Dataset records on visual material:

------------------------------------------------------------------------

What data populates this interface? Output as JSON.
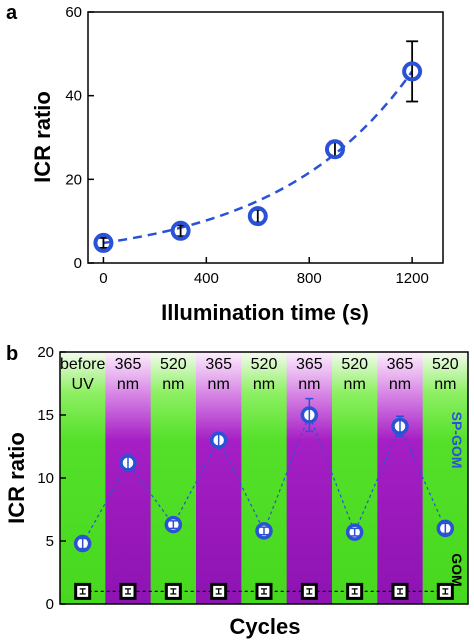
{
  "colors": {
    "marker_blue": "#2a52d6",
    "green": "#55e02a",
    "purple": "#a51fc4",
    "gom_black": "#000000"
  },
  "chart_data": [
    {
      "panel_label": "a",
      "type": "scatter",
      "xlabel": "Illumination time (s)",
      "ylabel": "ICR ratio",
      "xlim": [
        -60,
        1320
      ],
      "ylim": [
        0,
        60
      ],
      "xticks": [
        0,
        400,
        800,
        1200
      ],
      "yticks": [
        0,
        20,
        40,
        60
      ],
      "grid": false,
      "series": [
        {
          "x": [
            0,
            300,
            600,
            900,
            1200
          ],
          "y": [
            4.8,
            7.7,
            11.2,
            27.2,
            45.8
          ],
          "error": [
            1.2,
            1.3,
            1.5,
            1.8,
            7.2
          ],
          "fit": "dashed exponential curve"
        }
      ]
    },
    {
      "panel_label": "b",
      "type": "scatter",
      "xlabel": "Cycles",
      "ylabel": "ICR ratio",
      "ylim": [
        0,
        20
      ],
      "yticks": [
        0,
        5,
        10,
        15,
        20
      ],
      "grid": false,
      "conditions": [
        {
          "line1": "before",
          "line2": "UV",
          "band": "green"
        },
        {
          "line1": "365",
          "line2": "nm",
          "band": "purple"
        },
        {
          "line1": "520",
          "line2": "nm",
          "band": "green"
        },
        {
          "line1": "365",
          "line2": "nm",
          "band": "purple"
        },
        {
          "line1": "520",
          "line2": "nm",
          "band": "green"
        },
        {
          "line1": "365",
          "line2": "nm",
          "band": "purple"
        },
        {
          "line1": "520",
          "line2": "nm",
          "band": "green"
        },
        {
          "line1": "365",
          "line2": "nm",
          "band": "purple"
        },
        {
          "line1": "520",
          "line2": "nm",
          "band": "green"
        }
      ],
      "series": [
        {
          "name": "SP-GOM",
          "values": [
            4.8,
            11.2,
            6.3,
            13.0,
            5.8,
            15.0,
            5.7,
            14.1,
            6.0
          ],
          "error": [
            0.4,
            0.5,
            0.3,
            0.5,
            0.3,
            1.3,
            0.3,
            0.8,
            0.4
          ],
          "marker": "open circle"
        },
        {
          "name": "GOM",
          "values": [
            1.0,
            1.0,
            1.0,
            1.0,
            1.0,
            1.0,
            1.0,
            1.0,
            1.0
          ],
          "error": [
            0.2,
            0.2,
            0.2,
            0.2,
            0.2,
            0.2,
            0.2,
            0.2,
            0.2
          ],
          "marker": "open square"
        }
      ]
    }
  ]
}
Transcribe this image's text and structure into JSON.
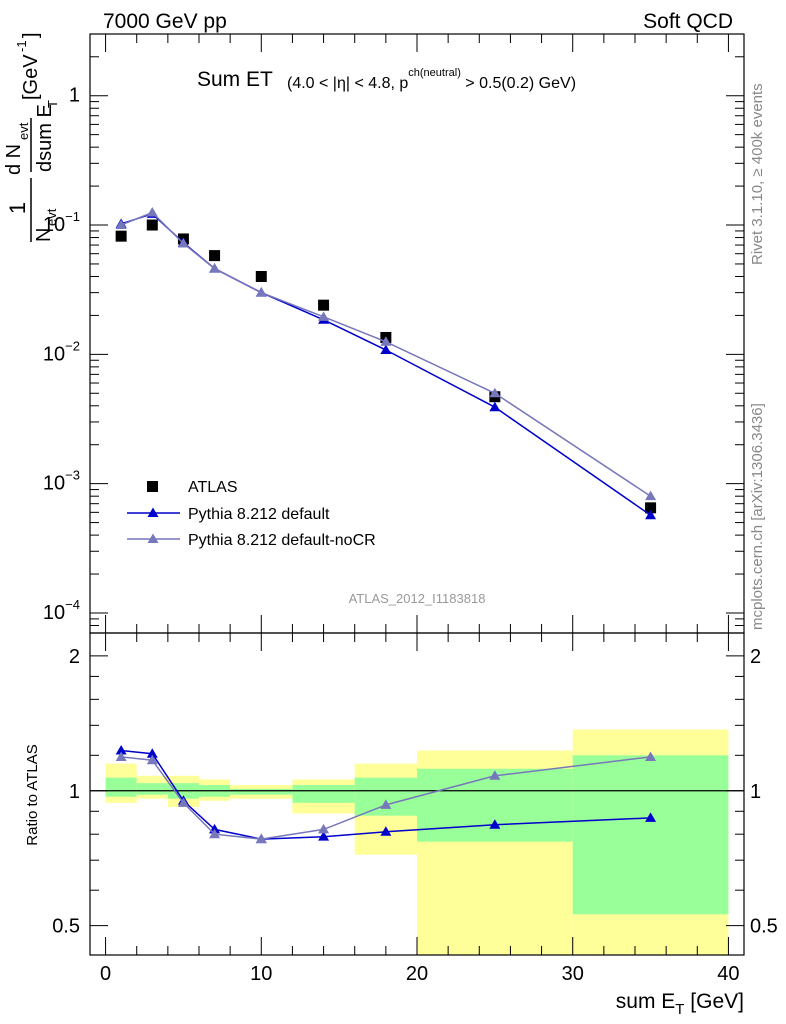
{
  "header": {
    "left": "7000 GeV pp",
    "right": "Soft QCD"
  },
  "side": {
    "rivet": "Rivet 3.1.10, ≥ 400k events",
    "mcplots": "mcplots.cern.ch [arXiv:1306.3436]"
  },
  "chart_data": [
    {
      "type": "scatter",
      "title": "Sum ET",
      "title_sub": "(4.0 < |η| < 4.8, p",
      "title_sup": "ch(neutral)",
      "title_tail": " > 0.5(0.2) GeV)",
      "ylabel": "1/N_evt dN_evt/dsum E_T [GeV^-1]",
      "yscale": "log",
      "ylim": [
        7e-05,
        3.0
      ],
      "xlim": [
        -1,
        41
      ],
      "grid": false,
      "legend_position": "bottom-left",
      "analysis_tag": "ATLAS_2012_I1183818",
      "ytick_labels": [
        {
          "v": 1,
          "m": "1",
          "e": ""
        },
        {
          "v": 0.1,
          "m": "10",
          "e": "−1"
        },
        {
          "v": 0.01,
          "m": "10",
          "e": "−2"
        },
        {
          "v": 0.001,
          "m": "10",
          "e": "−3"
        },
        {
          "v": 0.0001,
          "m": "10",
          "e": "−4"
        }
      ],
      "series": [
        {
          "name": "ATLAS",
          "color": "#000000",
          "marker": "square",
          "x": [
            1,
            3,
            5,
            7,
            10,
            14,
            18,
            25,
            35
          ],
          "y": [
            0.082,
            0.1,
            0.078,
            0.058,
            0.04,
            0.024,
            0.0135,
            0.0047,
            0.00065
          ]
        },
        {
          "name": "Pythia 8.212 default",
          "color": "#0000cc",
          "marker": "triangle",
          "x": [
            1,
            3,
            5,
            7,
            10,
            14,
            18,
            25,
            35
          ],
          "y": [
            0.102,
            0.122,
            0.073,
            0.046,
            0.03,
            0.0185,
            0.0108,
            0.0039,
            0.00057
          ]
        },
        {
          "name": "Pythia 8.212 default-noCR",
          "color": "#7777bb",
          "marker": "triangle",
          "x": [
            1,
            3,
            5,
            7,
            10,
            14,
            18,
            25,
            35
          ],
          "y": [
            0.1,
            0.125,
            0.072,
            0.046,
            0.03,
            0.0195,
            0.0125,
            0.005,
            0.0008
          ]
        }
      ]
    },
    {
      "type": "scatter",
      "ylabel": "Ratio to ATLAS",
      "xlabel": "sum E",
      "xlabel_sub": "T",
      "xlabel_unit": " [GeV]",
      "xlim": [
        -1,
        41
      ],
      "ylim": [
        0.43,
        2.25
      ],
      "yscale": "log",
      "reference_line": 1,
      "x_tick_labels": [
        "0",
        "10",
        "20",
        "30",
        "40"
      ],
      "y_tick_labels": [
        {
          "v": 2,
          "t": "2"
        },
        {
          "v": 1,
          "t": "1"
        },
        {
          "v": 0.5,
          "t": "0.5"
        }
      ],
      "bins": [
        {
          "lo": 0,
          "hi": 2,
          "g": [
            0.97,
            1.07
          ],
          "y": [
            0.94,
            1.15
          ]
        },
        {
          "lo": 2,
          "hi": 4,
          "g": [
            0.98,
            1.04
          ],
          "y": [
            0.96,
            1.08
          ]
        },
        {
          "lo": 4,
          "hi": 6,
          "g": [
            0.96,
            1.04
          ],
          "y": [
            0.92,
            1.08
          ]
        },
        {
          "lo": 6,
          "hi": 8,
          "g": [
            0.97,
            1.03
          ],
          "y": [
            0.95,
            1.06
          ]
        },
        {
          "lo": 8,
          "hi": 12,
          "g": [
            0.98,
            1.01
          ],
          "y": [
            0.96,
            1.03
          ]
        },
        {
          "lo": 12,
          "hi": 16,
          "g": [
            0.94,
            1.03
          ],
          "y": [
            0.89,
            1.06
          ]
        },
        {
          "lo": 16,
          "hi": 20,
          "g": [
            0.88,
            1.07
          ],
          "y": [
            0.72,
            1.15
          ]
        },
        {
          "lo": 20,
          "hi": 30,
          "g": [
            0.77,
            1.12
          ],
          "y": [
            0.42,
            1.23
          ]
        },
        {
          "lo": 30,
          "hi": 40,
          "g": [
            0.53,
            1.2
          ],
          "y": [
            0.4,
            1.37
          ]
        }
      ],
      "band_colors": {
        "inner": "#99ff99",
        "outer": "#ffff99"
      },
      "series": [
        {
          "name": "Pythia 8.212 default",
          "color": "#0000cc",
          "x": [
            1,
            3,
            5,
            7,
            10,
            14,
            18,
            25,
            35
          ],
          "y": [
            1.23,
            1.21,
            0.95,
            0.82,
            0.78,
            0.79,
            0.81,
            0.84,
            0.87
          ]
        },
        {
          "name": "Pythia 8.212 default-noCR",
          "color": "#7777bb",
          "x": [
            1,
            3,
            5,
            7,
            10,
            14,
            18,
            25,
            35
          ],
          "y": [
            1.19,
            1.17,
            0.94,
            0.8,
            0.78,
            0.82,
            0.93,
            1.08,
            1.19
          ]
        }
      ]
    }
  ]
}
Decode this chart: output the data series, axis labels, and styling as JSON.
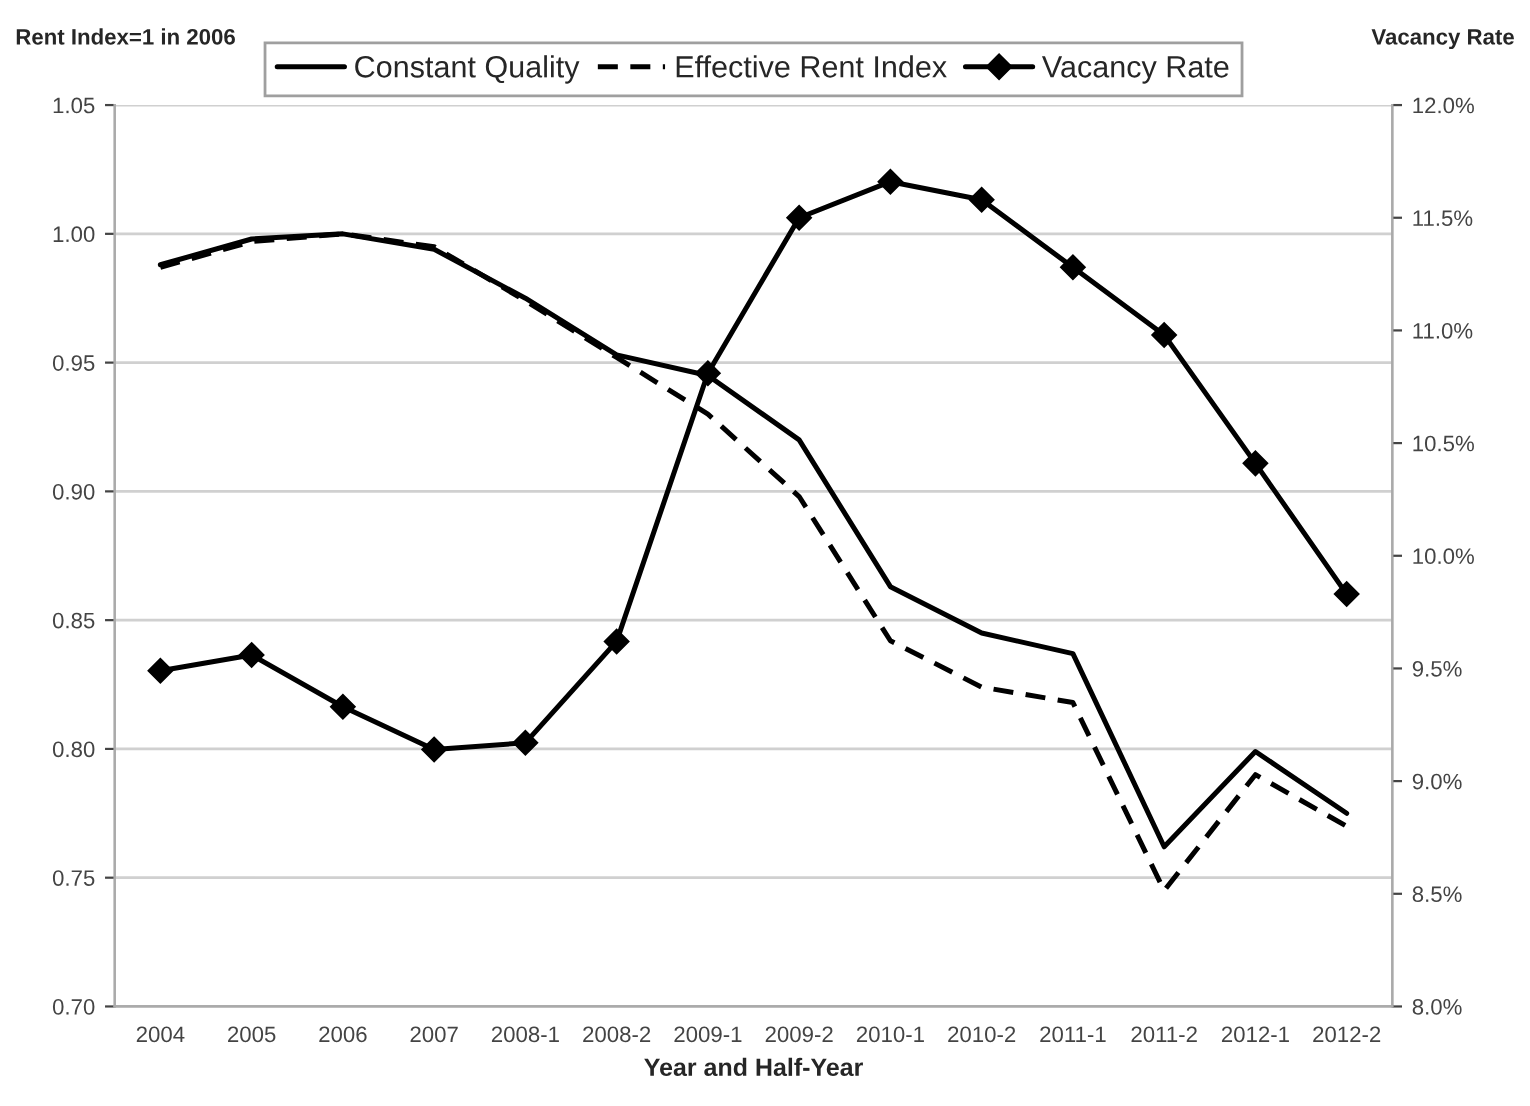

------------------------------------------------------------------------

■ STATED TASK ■
Report only the number of lines in the data above that contain "JSON".

■ OUTPUT FOR THIS TASK ■
3